* [Task to complete]: Write out the records below once more, exactly as they stand.
···
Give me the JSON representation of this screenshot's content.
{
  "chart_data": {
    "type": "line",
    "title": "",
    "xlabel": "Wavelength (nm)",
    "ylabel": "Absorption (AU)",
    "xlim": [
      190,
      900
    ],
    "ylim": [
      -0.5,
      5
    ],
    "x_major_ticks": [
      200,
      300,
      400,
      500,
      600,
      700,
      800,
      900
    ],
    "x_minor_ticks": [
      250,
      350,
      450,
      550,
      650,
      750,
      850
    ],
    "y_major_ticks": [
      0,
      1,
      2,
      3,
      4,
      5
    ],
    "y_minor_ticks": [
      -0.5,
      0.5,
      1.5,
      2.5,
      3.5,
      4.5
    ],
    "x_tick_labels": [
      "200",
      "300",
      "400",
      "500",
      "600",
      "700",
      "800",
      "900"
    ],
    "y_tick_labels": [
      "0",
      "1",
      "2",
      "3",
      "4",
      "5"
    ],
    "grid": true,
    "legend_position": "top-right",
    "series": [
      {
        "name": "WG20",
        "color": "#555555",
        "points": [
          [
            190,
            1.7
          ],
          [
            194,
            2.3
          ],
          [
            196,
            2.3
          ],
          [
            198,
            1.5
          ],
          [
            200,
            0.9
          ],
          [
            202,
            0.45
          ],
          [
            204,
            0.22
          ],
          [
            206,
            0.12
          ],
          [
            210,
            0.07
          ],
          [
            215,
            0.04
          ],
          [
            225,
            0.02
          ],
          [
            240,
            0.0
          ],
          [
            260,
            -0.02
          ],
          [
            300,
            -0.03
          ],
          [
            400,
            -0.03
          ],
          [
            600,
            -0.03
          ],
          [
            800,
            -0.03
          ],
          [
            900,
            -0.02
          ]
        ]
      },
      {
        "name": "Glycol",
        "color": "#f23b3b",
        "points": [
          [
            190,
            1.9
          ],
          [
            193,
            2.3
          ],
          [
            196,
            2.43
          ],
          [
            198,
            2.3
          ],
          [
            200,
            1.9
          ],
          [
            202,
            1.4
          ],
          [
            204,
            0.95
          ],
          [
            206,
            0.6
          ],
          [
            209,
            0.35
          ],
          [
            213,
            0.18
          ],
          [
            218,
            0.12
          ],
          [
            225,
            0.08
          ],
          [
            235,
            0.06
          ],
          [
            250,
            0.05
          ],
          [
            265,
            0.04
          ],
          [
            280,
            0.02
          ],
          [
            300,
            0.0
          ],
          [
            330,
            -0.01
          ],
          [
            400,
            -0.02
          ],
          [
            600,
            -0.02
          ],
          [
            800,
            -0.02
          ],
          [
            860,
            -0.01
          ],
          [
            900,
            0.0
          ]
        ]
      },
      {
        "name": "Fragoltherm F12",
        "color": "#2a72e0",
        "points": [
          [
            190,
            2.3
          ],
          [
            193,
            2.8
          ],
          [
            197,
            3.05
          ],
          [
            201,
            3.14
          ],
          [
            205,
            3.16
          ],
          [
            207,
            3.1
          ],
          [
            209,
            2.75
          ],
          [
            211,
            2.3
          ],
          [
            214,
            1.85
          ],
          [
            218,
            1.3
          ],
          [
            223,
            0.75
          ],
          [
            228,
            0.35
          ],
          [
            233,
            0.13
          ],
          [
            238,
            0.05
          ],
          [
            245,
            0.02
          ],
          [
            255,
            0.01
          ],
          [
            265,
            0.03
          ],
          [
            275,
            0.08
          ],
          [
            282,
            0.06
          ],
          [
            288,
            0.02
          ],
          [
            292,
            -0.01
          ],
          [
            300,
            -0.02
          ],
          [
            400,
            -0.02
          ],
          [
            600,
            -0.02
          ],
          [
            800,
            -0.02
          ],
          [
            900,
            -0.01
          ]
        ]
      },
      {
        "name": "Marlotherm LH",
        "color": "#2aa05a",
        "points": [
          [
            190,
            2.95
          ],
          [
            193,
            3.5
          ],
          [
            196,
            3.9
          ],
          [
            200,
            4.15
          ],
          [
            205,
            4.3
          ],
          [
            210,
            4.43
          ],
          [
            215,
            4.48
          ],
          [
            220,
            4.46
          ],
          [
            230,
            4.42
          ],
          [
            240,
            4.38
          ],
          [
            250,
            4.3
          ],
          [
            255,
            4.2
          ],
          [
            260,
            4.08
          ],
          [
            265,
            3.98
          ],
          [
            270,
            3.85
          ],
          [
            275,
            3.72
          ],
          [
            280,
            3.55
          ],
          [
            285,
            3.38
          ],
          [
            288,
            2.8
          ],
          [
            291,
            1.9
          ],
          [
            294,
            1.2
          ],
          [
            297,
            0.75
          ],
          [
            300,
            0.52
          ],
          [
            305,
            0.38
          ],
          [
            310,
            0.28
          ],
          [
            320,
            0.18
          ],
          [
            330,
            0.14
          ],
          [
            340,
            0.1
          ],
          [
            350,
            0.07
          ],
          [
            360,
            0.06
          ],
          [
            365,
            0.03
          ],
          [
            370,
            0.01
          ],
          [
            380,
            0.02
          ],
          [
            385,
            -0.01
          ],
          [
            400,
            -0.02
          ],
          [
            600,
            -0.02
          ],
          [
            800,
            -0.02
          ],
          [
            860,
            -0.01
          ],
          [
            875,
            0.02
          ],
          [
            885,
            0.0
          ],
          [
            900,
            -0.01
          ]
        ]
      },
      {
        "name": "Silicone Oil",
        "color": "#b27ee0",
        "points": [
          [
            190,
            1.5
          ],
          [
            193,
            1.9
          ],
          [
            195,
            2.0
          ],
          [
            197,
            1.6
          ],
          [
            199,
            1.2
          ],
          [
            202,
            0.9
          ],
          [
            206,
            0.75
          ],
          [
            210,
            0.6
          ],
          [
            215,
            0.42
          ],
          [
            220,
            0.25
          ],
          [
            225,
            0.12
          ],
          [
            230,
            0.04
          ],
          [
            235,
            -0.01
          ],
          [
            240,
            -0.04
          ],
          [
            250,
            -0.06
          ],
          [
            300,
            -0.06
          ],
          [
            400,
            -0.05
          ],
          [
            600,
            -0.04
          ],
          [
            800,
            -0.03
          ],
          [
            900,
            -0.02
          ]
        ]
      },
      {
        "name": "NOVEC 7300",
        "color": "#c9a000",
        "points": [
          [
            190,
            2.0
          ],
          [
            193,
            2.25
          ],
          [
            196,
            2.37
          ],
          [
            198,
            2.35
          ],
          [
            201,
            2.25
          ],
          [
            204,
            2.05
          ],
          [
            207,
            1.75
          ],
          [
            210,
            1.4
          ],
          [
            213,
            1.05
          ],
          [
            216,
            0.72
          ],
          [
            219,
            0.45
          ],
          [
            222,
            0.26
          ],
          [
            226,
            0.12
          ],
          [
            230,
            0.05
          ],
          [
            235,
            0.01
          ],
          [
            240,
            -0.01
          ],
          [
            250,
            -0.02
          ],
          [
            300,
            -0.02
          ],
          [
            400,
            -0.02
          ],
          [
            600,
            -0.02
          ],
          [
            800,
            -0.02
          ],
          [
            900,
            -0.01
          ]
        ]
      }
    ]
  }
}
···
* [Result]:
Give me the JSON representation of this screenshot's content.
{
  "chart_data": {
    "type": "line",
    "title": "",
    "xlabel": "Wavelength (nm)",
    "ylabel": "Absorption (AU)",
    "xlim": [
      190,
      900
    ],
    "ylim": [
      -0.5,
      5
    ],
    "x_major_ticks": [
      200,
      300,
      400,
      500,
      600,
      700,
      800,
      900
    ],
    "x_minor_ticks": [
      250,
      350,
      450,
      550,
      650,
      750,
      850
    ],
    "y_major_ticks": [
      0,
      1,
      2,
      3,
      4,
      5
    ],
    "y_minor_ticks": [
      -0.5,
      0.5,
      1.5,
      2.5,
      3.5,
      4.5
    ],
    "x_tick_labels": [
      "200",
      "300",
      "400",
      "500",
      "600",
      "700",
      "800",
      "900"
    ],
    "y_tick_labels": [
      "0",
      "1",
      "2",
      "3",
      "4",
      "5"
    ],
    "grid": true,
    "legend_position": "top-right",
    "series": [
      {
        "name": "WG20",
        "color": "#555555",
        "points": [
          [
            190,
            1.7
          ],
          [
            194,
            2.3
          ],
          [
            196,
            2.3
          ],
          [
            198,
            1.5
          ],
          [
            200,
            0.9
          ],
          [
            202,
            0.45
          ],
          [
            204,
            0.22
          ],
          [
            206,
            0.12
          ],
          [
            210,
            0.07
          ],
          [
            215,
            0.04
          ],
          [
            225,
            0.02
          ],
          [
            240,
            0.0
          ],
          [
            260,
            -0.02
          ],
          [
            300,
            -0.03
          ],
          [
            400,
            -0.03
          ],
          [
            600,
            -0.03
          ],
          [
            800,
            -0.03
          ],
          [
            900,
            -0.02
          ]
        ]
      },
      {
        "name": "Glycol",
        "color": "#f23b3b",
        "points": [
          [
            190,
            1.9
          ],
          [
            193,
            2.3
          ],
          [
            196,
            2.43
          ],
          [
            198,
            2.3
          ],
          [
            200,
            1.9
          ],
          [
            202,
            1.4
          ],
          [
            204,
            0.95
          ],
          [
            206,
            0.6
          ],
          [
            209,
            0.35
          ],
          [
            213,
            0.18
          ],
          [
            218,
            0.12
          ],
          [
            225,
            0.08
          ],
          [
            235,
            0.06
          ],
          [
            250,
            0.05
          ],
          [
            265,
            0.04
          ],
          [
            280,
            0.02
          ],
          [
            300,
            0.0
          ],
          [
            330,
            -0.01
          ],
          [
            400,
            -0.02
          ],
          [
            600,
            -0.02
          ],
          [
            800,
            -0.02
          ],
          [
            860,
            -0.01
          ],
          [
            900,
            0.0
          ]
        ]
      },
      {
        "name": "Fragoltherm F12",
        "color": "#2a72e0",
        "points": [
          [
            190,
            2.3
          ],
          [
            193,
            2.8
          ],
          [
            197,
            3.05
          ],
          [
            201,
            3.14
          ],
          [
            205,
            3.16
          ],
          [
            207,
            3.1
          ],
          [
            209,
            2.75
          ],
          [
            211,
            2.3
          ],
          [
            214,
            1.85
          ],
          [
            218,
            1.3
          ],
          [
            223,
            0.75
          ],
          [
            228,
            0.35
          ],
          [
            233,
            0.13
          ],
          [
            238,
            0.05
          ],
          [
            245,
            0.02
          ],
          [
            255,
            0.01
          ],
          [
            265,
            0.03
          ],
          [
            275,
            0.08
          ],
          [
            282,
            0.06
          ],
          [
            288,
            0.02
          ],
          [
            292,
            -0.01
          ],
          [
            300,
            -0.02
          ],
          [
            400,
            -0.02
          ],
          [
            600,
            -0.02
          ],
          [
            800,
            -0.02
          ],
          [
            900,
            -0.01
          ]
        ]
      },
      {
        "name": "Marlotherm LH",
        "color": "#2aa05a",
        "points": [
          [
            190,
            2.95
          ],
          [
            193,
            3.5
          ],
          [
            196,
            3.9
          ],
          [
            200,
            4.15
          ],
          [
            205,
            4.3
          ],
          [
            210,
            4.43
          ],
          [
            215,
            4.48
          ],
          [
            220,
            4.46
          ],
          [
            230,
            4.42
          ],
          [
            240,
            4.38
          ],
          [
            250,
            4.3
          ],
          [
            255,
            4.2
          ],
          [
            260,
            4.08
          ],
          [
            265,
            3.98
          ],
          [
            270,
            3.85
          ],
          [
            275,
            3.72
          ],
          [
            280,
            3.55
          ],
          [
            285,
            3.38
          ],
          [
            288,
            2.8
          ],
          [
            291,
            1.9
          ],
          [
            294,
            1.2
          ],
          [
            297,
            0.75
          ],
          [
            300,
            0.52
          ],
          [
            305,
            0.38
          ],
          [
            310,
            0.28
          ],
          [
            320,
            0.18
          ],
          [
            330,
            0.14
          ],
          [
            340,
            0.1
          ],
          [
            350,
            0.07
          ],
          [
            360,
            0.06
          ],
          [
            365,
            0.03
          ],
          [
            370,
            0.01
          ],
          [
            380,
            0.02
          ],
          [
            385,
            -0.01
          ],
          [
            400,
            -0.02
          ],
          [
            600,
            -0.02
          ],
          [
            800,
            -0.02
          ],
          [
            860,
            -0.01
          ],
          [
            875,
            0.02
          ],
          [
            885,
            0.0
          ],
          [
            900,
            -0.01
          ]
        ]
      },
      {
        "name": "Silicone Oil",
        "color": "#b27ee0",
        "points": [
          [
            190,
            1.5
          ],
          [
            193,
            1.9
          ],
          [
            195,
            2.0
          ],
          [
            197,
            1.6
          ],
          [
            199,
            1.2
          ],
          [
            202,
            0.9
          ],
          [
            206,
            0.75
          ],
          [
            210,
            0.6
          ],
          [
            215,
            0.42
          ],
          [
            220,
            0.25
          ],
          [
            225,
            0.12
          ],
          [
            230,
            0.04
          ],
          [
            235,
            -0.01
          ],
          [
            240,
            -0.04
          ],
          [
            250,
            -0.06
          ],
          [
            300,
            -0.06
          ],
          [
            400,
            -0.05
          ],
          [
            600,
            -0.04
          ],
          [
            800,
            -0.03
          ],
          [
            900,
            -0.02
          ]
        ]
      },
      {
        "name": "NOVEC 7300",
        "color": "#c9a000",
        "points": [
          [
            190,
            2.0
          ],
          [
            193,
            2.25
          ],
          [
            196,
            2.37
          ],
          [
            198,
            2.35
          ],
          [
            201,
            2.25
          ],
          [
            204,
            2.05
          ],
          [
            207,
            1.75
          ],
          [
            210,
            1.4
          ],
          [
            213,
            1.05
          ],
          [
            216,
            0.72
          ],
          [
            219,
            0.45
          ],
          [
            222,
            0.26
          ],
          [
            226,
            0.12
          ],
          [
            230,
            0.05
          ],
          [
            235,
            0.01
          ],
          [
            240,
            -0.01
          ],
          [
            250,
            -0.02
          ],
          [
            300,
            -0.02
          ],
          [
            400,
            -0.02
          ],
          [
            600,
            -0.02
          ],
          [
            800,
            -0.02
          ],
          [
            900,
            -0.01
          ]
        ]
      }
    ]
  }
}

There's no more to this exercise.